• Task statement:
Exactly reproduce each line of the listing that follows.

[Data lines start]

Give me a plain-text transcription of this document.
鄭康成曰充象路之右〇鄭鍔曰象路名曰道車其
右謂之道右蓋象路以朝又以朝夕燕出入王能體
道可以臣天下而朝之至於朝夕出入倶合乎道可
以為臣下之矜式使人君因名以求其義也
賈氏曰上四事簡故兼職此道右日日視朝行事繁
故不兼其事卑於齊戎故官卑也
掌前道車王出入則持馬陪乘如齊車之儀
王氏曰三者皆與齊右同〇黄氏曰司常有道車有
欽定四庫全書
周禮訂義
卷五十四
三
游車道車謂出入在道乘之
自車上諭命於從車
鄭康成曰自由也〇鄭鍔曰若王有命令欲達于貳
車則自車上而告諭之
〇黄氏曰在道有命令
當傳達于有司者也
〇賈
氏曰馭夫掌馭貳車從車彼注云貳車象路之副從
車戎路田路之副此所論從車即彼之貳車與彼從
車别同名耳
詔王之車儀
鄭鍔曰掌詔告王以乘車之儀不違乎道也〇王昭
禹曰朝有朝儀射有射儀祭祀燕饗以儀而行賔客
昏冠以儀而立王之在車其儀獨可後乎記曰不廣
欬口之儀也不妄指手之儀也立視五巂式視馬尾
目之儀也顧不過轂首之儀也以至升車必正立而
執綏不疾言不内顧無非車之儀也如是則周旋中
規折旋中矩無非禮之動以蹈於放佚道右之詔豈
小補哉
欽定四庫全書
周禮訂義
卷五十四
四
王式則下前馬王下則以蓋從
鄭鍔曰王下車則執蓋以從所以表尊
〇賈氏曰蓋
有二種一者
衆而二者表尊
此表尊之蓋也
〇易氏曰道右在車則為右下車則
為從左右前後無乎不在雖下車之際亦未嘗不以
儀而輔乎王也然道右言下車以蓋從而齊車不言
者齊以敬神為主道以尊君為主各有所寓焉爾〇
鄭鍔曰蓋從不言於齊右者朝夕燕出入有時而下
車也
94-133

[Data lines end]

• Solution to the problem:
Give me a plain-text transcription of this document.
鄭康成曰充象路之右〇鄭鍔曰象路名曰道車其
右謂之道右蓋象路以朝又以朝夕燕出入王能體
道可以臣天下而朝之至於朝夕出入倶合乎道可
以為臣下之矜式使人君因名以求其義也
賈氏曰上四事簡故兼職此道右日日視朝行事繁
故不兼其事卑於齊戎故官卑也
掌前道車王出入則持馬陪乘如齊車之儀
王氏曰三者皆與齊右同〇黄氏曰司常有道車有
欽定四庫全書
周禮訂義
卷五十四
三
游車道車謂出入在道乘之
自車上諭命於從車
鄭康成曰自由也〇鄭鍔曰若王有命令欲達于貳
車則自車上而告諭之
〇黄氏曰在道有命令
當傳達于有司者也
〇賈
氏曰馭夫掌馭貳車從車彼注云貳車象路之副從
車戎路田路之副此所論從車即彼之貳車與彼從
車别同名耳
詔王之車儀
鄭鍔曰掌詔告王以乘車之儀不違乎道也〇王昭
禹曰朝有朝儀射有射儀祭祀燕饗以儀而行賔客
昏冠以儀而立王之在車其儀獨可後乎記曰不廣
欬口之儀也不妄指手之儀也立視五巂式視馬尾
目之儀也顧不過轂首之儀也以至升車必正立而
執綏不疾言不内顧無非車之儀也如是則周旋中
規折旋中矩無非禮之動以蹈於放佚道右之詔豈
小補哉
欽定四庫全書
周禮訂義
卷五十四
四
王式則下前馬王下則以蓋從
鄭鍔曰王下車則執蓋以從所以表尊
〇賈氏曰蓋
有二種一者
衆而二者表尊
此表尊之蓋也
〇易氏曰道右在車則為右下車則
為從左右前後無乎不在雖下車之際亦未嘗不以
儀而輔乎王也然道右言下車以蓋從而齊車不言
者齊以敬神為主道以尊君為主各有所寓焉爾〇
鄭鍔曰蓋從不言於齊右者朝夕燕出入有時而下
車也
94-133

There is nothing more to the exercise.